Count how many lines hold the string "this". Give that number alone.

▸ Information shown

********************

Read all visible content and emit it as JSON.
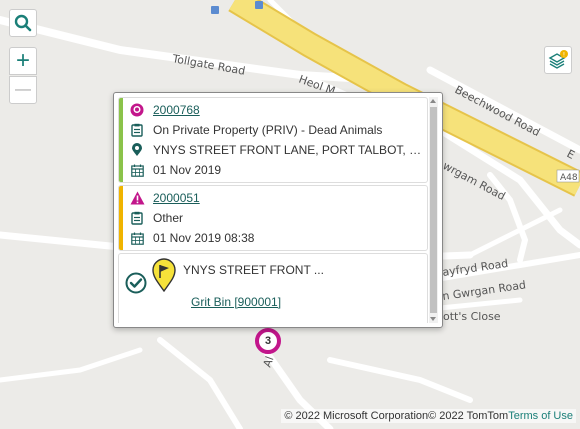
{
  "map": {
    "roads": {
      "tollgate": "Tollgate Road",
      "heol": "Heol M",
      "beechwood": "Beechwood Road",
      "gwrgan": "wrgam Road",
      "a48": "A48",
      "hayfryd": "ayfryd Road",
      "gwrgan2": "n Gwrgan Road",
      "potts": "ott's Close",
      "al": "Al",
      "edge_e": "E"
    },
    "cluster_count": "3",
    "colors": {
      "accent": "#1a7f78",
      "motorway": "#f6e27a",
      "cluster": "#c2168b"
    }
  },
  "controls": {
    "search_icon": "search-icon",
    "zoom_in": "+",
    "zoom_out": "—",
    "layers_icon": "layers-icon"
  },
  "popup": {
    "items": [
      {
        "id": "2000768",
        "color": "#8bc34a",
        "type_icon": "pin-badge-icon",
        "description": "On Private Property (PRIV) - Dead Animals",
        "location": "YNYS STREET FRONT LANE, PORT TALBOT, NEATH",
        "date": "01 Nov 2019"
      },
      {
        "id": "2000051",
        "color": "#f0b400",
        "type_icon": "warning-icon",
        "description": "Other",
        "date": "01 Nov 2019 08:38"
      }
    ],
    "asset": {
      "location": "YNYS STREET FRONT ...",
      "name": "Grit Bin [900001]",
      "extra": "--"
    }
  },
  "attribution": {
    "copyright": "© 2022 Microsoft Corporation© 2022 TomTom",
    "terms": "Terms of Use"
  }
}
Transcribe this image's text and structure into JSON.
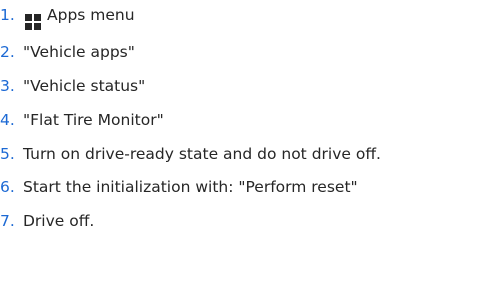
{
  "steps": [
    {
      "num": "1.",
      "icon": "apps-grid-icon",
      "text": "Apps menu"
    },
    {
      "num": "2.",
      "text": "\"Vehicle apps\""
    },
    {
      "num": "3.",
      "text": "\"Vehicle status\""
    },
    {
      "num": "4.",
      "text": "\"Flat Tire Monitor\""
    },
    {
      "num": "5.",
      "text": "Turn on drive-ready state and do not drive off."
    },
    {
      "num": "6.",
      "text": "Start the initialization with: \"Perform reset\""
    },
    {
      "num": "7.",
      "text": "Drive off."
    }
  ],
  "colors": {
    "number": "#1c69d4",
    "text": "#262626"
  }
}
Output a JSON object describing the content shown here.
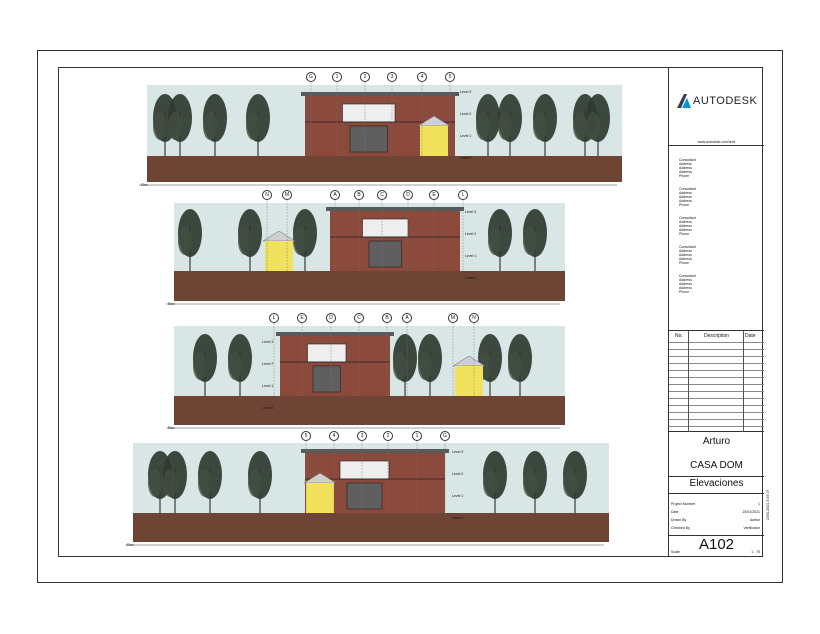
{
  "brand": {
    "name": "AUTODESK",
    "url": "www.autodesk.com/revit"
  },
  "consultants": [
    {
      "lines": [
        "Consultant",
        "Address",
        "Address",
        "Address",
        "Phone"
      ]
    },
    {
      "lines": [
        "Consultant",
        "Address",
        "Address",
        "Address",
        "Phone"
      ]
    },
    {
      "lines": [
        "Consultant",
        "Address",
        "Address",
        "Address",
        "Phone"
      ]
    },
    {
      "lines": [
        "Consultant",
        "Address",
        "Address",
        "Address",
        "Phone"
      ]
    },
    {
      "lines": [
        "Consultant",
        "Address",
        "Address",
        "Address",
        "Phone"
      ]
    }
  ],
  "revision_table": {
    "headers": [
      "No.",
      "Description",
      "Date"
    ]
  },
  "project": {
    "owner": "Arturo",
    "name": "CASA DOM",
    "sheet_name": "Elevaciones",
    "project_number_label": "Project Number",
    "project_number_value": "1",
    "date_label": "Date",
    "date_value": "23/01/2021",
    "drawn_label": "Drawn By",
    "drawn_value": "Author",
    "checked_label": "Checked By",
    "checked_value": "Verificador",
    "sheet_number": "A102",
    "scale_label": "Scale",
    "scale_value": "1 : 75",
    "side_stamp": "23/01/2021 5:49:19"
  },
  "elevations": [
    {
      "grid_tags": [
        "G",
        "1",
        "2",
        "3",
        "4",
        "5"
      ]
    },
    {
      "grid_tags": [
        "N",
        "M",
        "A",
        "B",
        "C",
        "D",
        "E",
        "L"
      ]
    },
    {
      "grid_tags": [
        "L",
        "E",
        "D",
        "C",
        "B",
        "A",
        "M",
        "N"
      ]
    },
    {
      "grid_tags": [
        "5",
        "4",
        "3",
        "2",
        "1",
        "G"
      ]
    }
  ],
  "level_marks": [
    "Level 3",
    "Level 2",
    "Level 1",
    "Level 0"
  ],
  "elevation_tag": "Elev"
}
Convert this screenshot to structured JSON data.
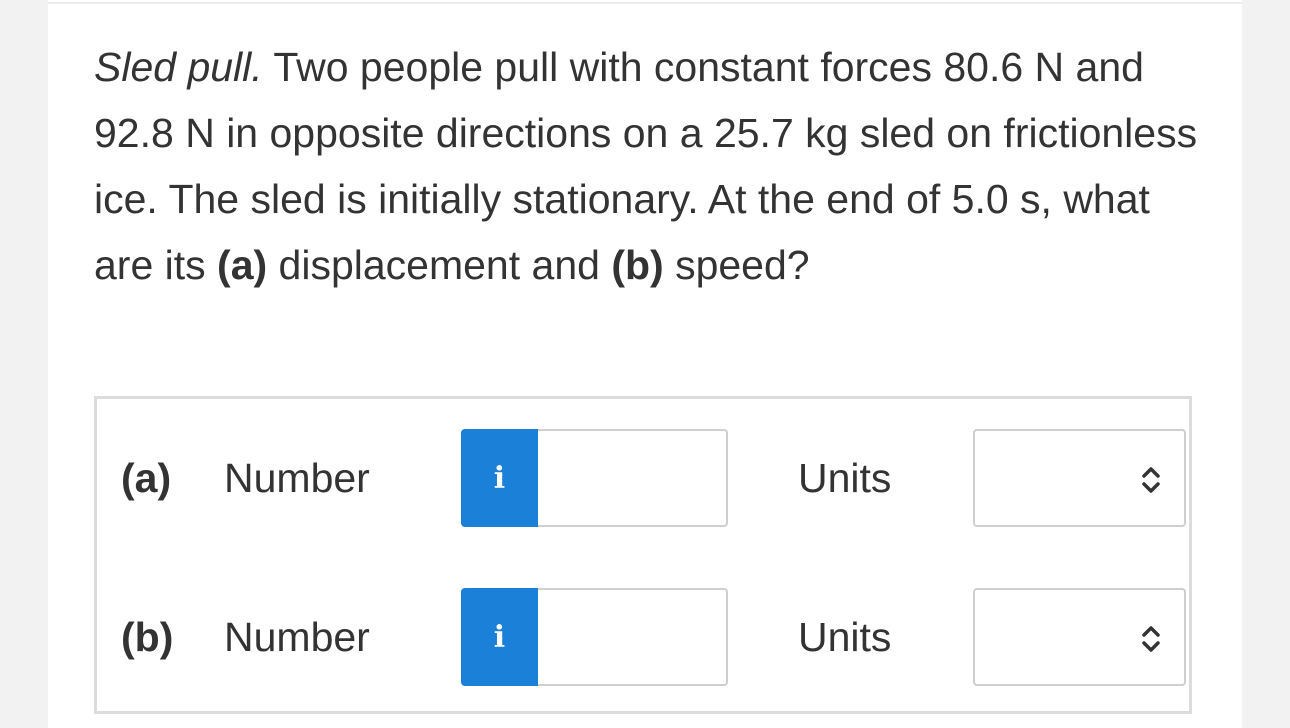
{
  "question": {
    "title": "Sled pull.",
    "text_1": " Two people pull with constant forces 80.6 N and 92.8 N in opposite directions on a 25.7 kg sled on frictionless ice. The sled is initially stationary. At the end of 5.0 s, what are its ",
    "part_a_marker": "(a)",
    "text_2": " displacement and ",
    "part_b_marker": "(b)",
    "text_3": " speed?"
  },
  "answers": [
    {
      "part_label": "(a)",
      "number_label": "Number",
      "info_glyph": "i",
      "number_value": "",
      "units_label": "Units",
      "units_selected": ""
    },
    {
      "part_label": "(b)",
      "number_label": "Number",
      "info_glyph": "i",
      "number_value": "",
      "units_label": "Units",
      "units_selected": ""
    }
  ],
  "colors": {
    "info_button": "#1a80d8",
    "text": "#333333",
    "border": "#dcdcdc"
  },
  "icons": {
    "info": "info-icon",
    "select_arrows": "chevron-up-down-icon"
  }
}
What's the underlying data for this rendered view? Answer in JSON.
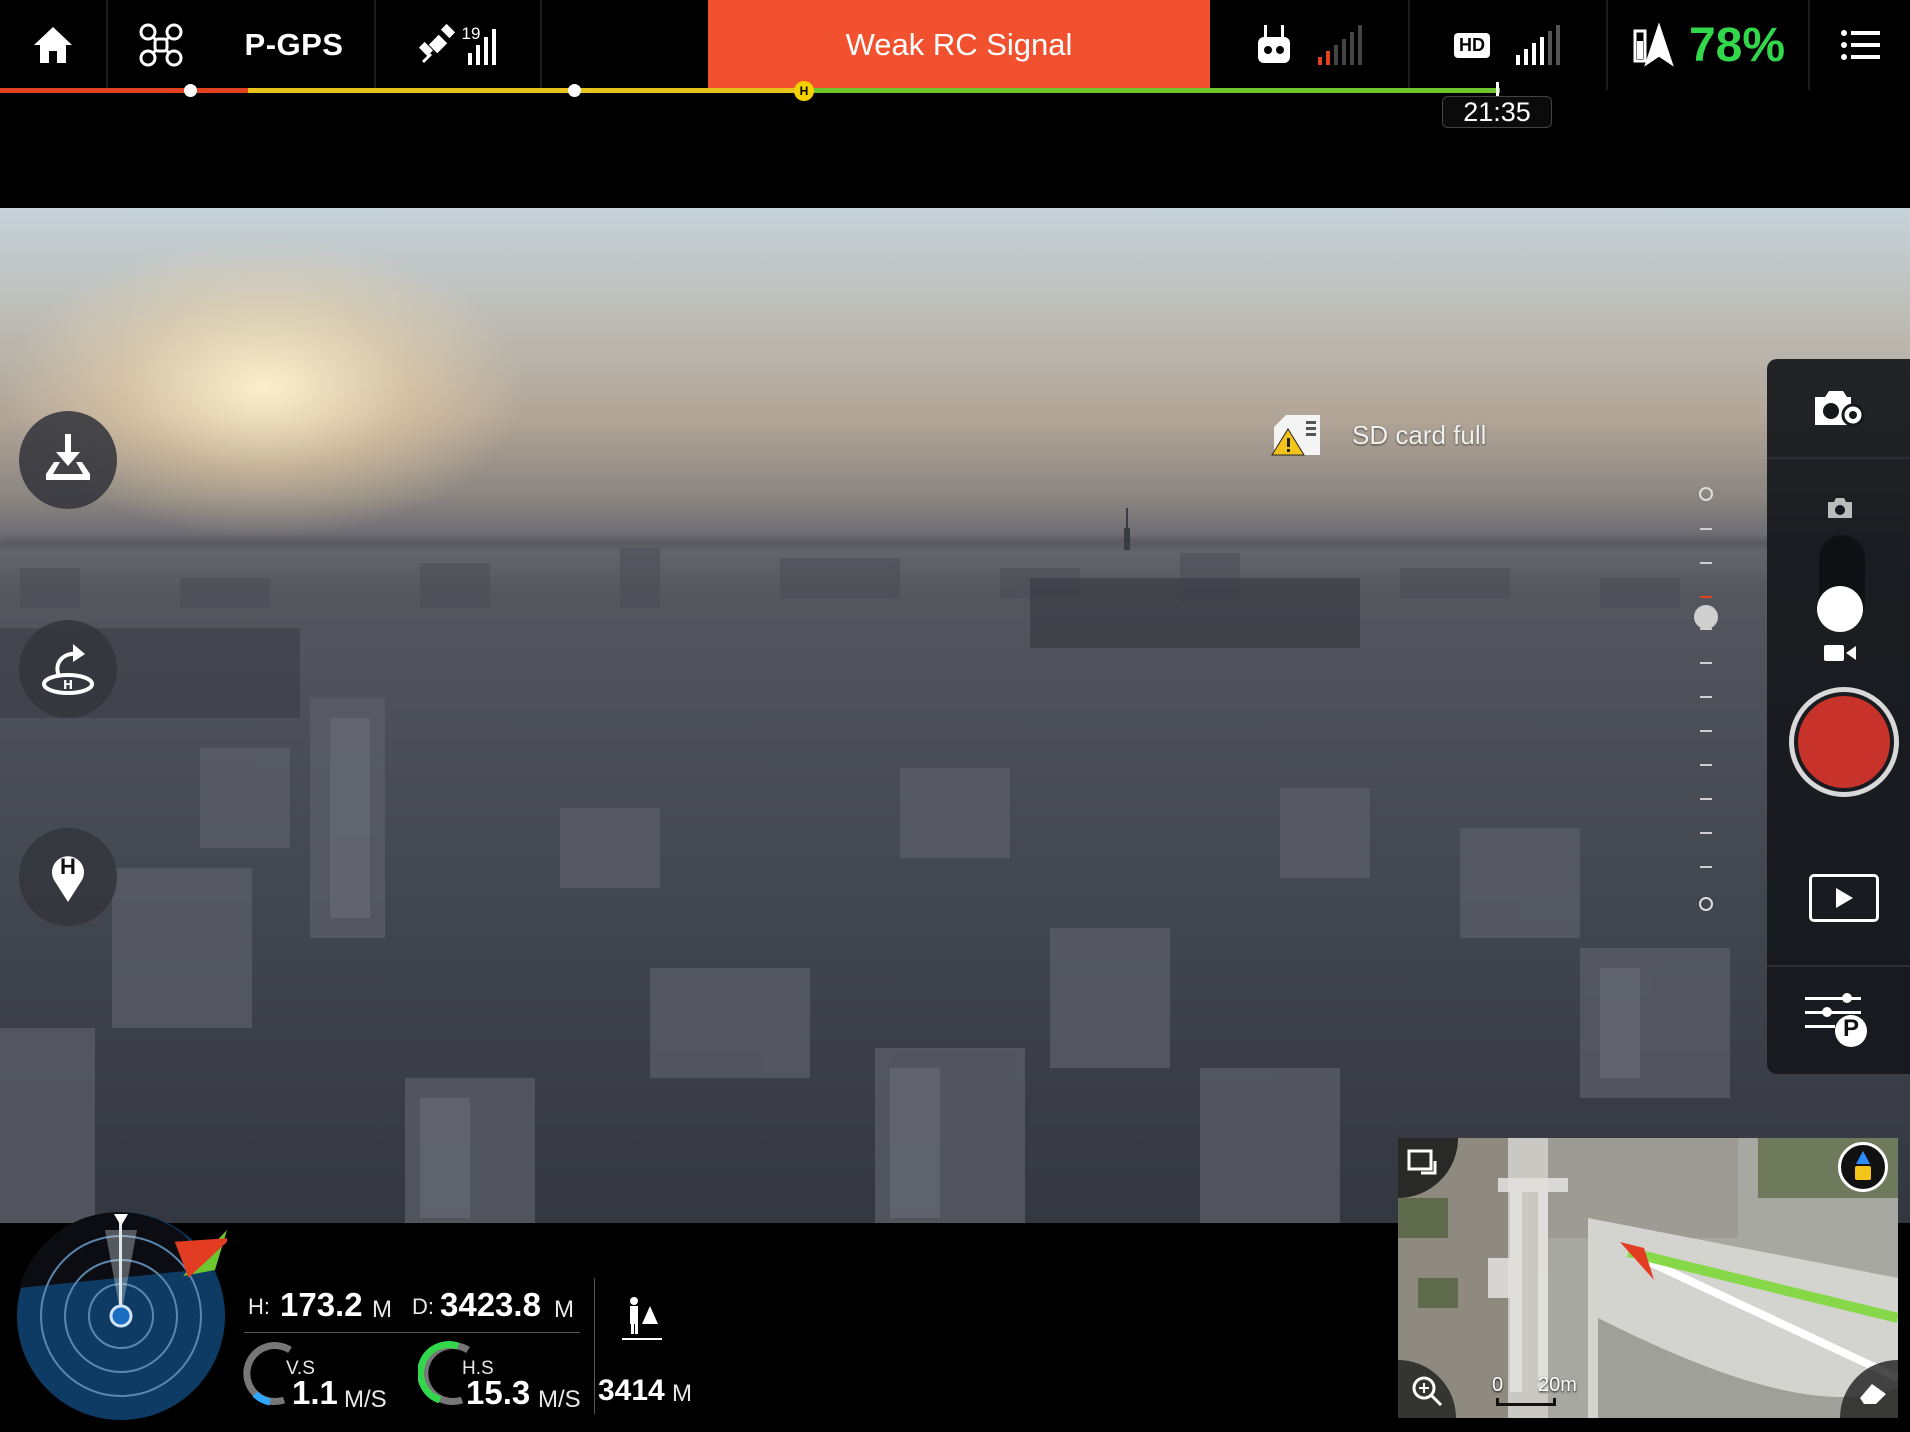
{
  "top_bar": {
    "flight_mode": "P-GPS",
    "satellite_count": "19",
    "alert": "Weak RC Signal",
    "hd_label": "HD",
    "battery_percent": "78%",
    "flight_time_remaining": "21:35",
    "home_marker_label": "H",
    "colors": {
      "alert_bg": "#f1512e",
      "battery": "#32d74b",
      "rc_signal": "#e0411e"
    }
  },
  "icons": {
    "home": "home-icon",
    "aircraft": "aircraft-icon",
    "satellite": "satellite-icon",
    "rc": "remote-controller-icon",
    "battery": "battery-icon",
    "menu": "menu-icon",
    "takeoff": "auto-takeoff-icon",
    "rth": "return-home-icon",
    "home_point": "home-point-icon",
    "camera_settings": "camera-settings-icon",
    "photo": "photo-icon",
    "video": "video-icon",
    "playback": "playback-icon",
    "params": "camera-params-icon"
  },
  "video": {
    "sd_warning": "SD card full"
  },
  "side_buttons": {
    "home_point_label": "H",
    "params_label": "P"
  },
  "telemetry": {
    "height_label": "H:",
    "height_value": "173.2",
    "height_unit": "M",
    "distance_label": "D:",
    "distance_value": "3423.8",
    "distance_unit": "M",
    "vs_label": "V.S",
    "vs_value": "1.1",
    "vs_unit": "M/S",
    "hs_label": "H.S",
    "hs_value": "15.3",
    "hs_unit": "M/S",
    "pilot_distance_value": "3414",
    "pilot_distance_unit": "M"
  },
  "minimap": {
    "scale_zero": "0",
    "scale_label": "20m"
  }
}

********************

▸ Solution
3